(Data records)
┌────────

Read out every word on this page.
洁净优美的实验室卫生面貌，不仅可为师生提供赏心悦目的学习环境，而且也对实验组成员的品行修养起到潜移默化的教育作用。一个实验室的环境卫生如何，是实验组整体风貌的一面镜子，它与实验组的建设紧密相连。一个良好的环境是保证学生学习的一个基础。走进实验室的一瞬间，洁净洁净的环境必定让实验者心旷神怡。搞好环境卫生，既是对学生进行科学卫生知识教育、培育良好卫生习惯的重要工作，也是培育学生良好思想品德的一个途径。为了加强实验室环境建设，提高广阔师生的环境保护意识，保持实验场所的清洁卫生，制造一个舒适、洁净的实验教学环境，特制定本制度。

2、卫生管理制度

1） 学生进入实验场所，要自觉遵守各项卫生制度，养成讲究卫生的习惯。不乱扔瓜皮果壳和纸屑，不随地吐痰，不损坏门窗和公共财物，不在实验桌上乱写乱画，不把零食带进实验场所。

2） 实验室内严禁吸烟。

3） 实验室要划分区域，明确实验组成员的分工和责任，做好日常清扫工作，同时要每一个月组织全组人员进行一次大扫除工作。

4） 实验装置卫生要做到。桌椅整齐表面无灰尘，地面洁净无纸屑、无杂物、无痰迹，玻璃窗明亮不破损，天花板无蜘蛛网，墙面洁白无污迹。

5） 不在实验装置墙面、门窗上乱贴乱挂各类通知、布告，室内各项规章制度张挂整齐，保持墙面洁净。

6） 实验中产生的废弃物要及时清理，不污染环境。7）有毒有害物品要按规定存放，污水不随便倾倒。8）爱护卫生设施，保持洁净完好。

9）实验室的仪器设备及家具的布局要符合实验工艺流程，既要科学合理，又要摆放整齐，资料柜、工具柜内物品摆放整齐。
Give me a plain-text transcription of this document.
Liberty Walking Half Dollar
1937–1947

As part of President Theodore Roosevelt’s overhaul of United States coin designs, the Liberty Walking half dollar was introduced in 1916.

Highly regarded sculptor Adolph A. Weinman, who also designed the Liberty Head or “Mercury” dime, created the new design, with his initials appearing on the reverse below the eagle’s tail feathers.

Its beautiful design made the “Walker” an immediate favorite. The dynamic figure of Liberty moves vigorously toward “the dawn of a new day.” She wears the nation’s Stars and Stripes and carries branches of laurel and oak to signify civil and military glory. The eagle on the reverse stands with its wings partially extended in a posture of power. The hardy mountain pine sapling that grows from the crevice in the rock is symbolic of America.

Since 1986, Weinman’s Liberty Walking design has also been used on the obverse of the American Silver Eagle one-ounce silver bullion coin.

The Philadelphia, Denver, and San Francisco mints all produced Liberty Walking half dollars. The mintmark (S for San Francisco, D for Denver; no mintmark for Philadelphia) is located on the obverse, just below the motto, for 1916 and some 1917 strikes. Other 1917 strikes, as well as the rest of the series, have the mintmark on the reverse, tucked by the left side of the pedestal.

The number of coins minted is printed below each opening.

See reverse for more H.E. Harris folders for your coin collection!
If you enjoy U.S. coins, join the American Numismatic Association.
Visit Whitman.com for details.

└────────

DO THIS —
Show all lines in the entries above where the string "below" appears.

EXERCISE ANSWER —
Highly regarded sculptor Adolph A. Weinman, who also designed the Liberty Head or “Mercury” dime, created the new design, with his initials appearing on the reverse below the eagle’s tail feathers.
The Philadelphia, Denver, and San Francisco mints all produced Liberty Walking half dollars. The mintmark (S for San Francisco, D for Denver; no mintmark for Philadelphia) is located on the obverse, just below the motto, for 1916 and some 1917 strikes. Other 1917 strikes, as well as the rest of the series, have the mintmark on the reverse, tucked by the left side of the pedestal.
The number of coins minted is printed below each opening.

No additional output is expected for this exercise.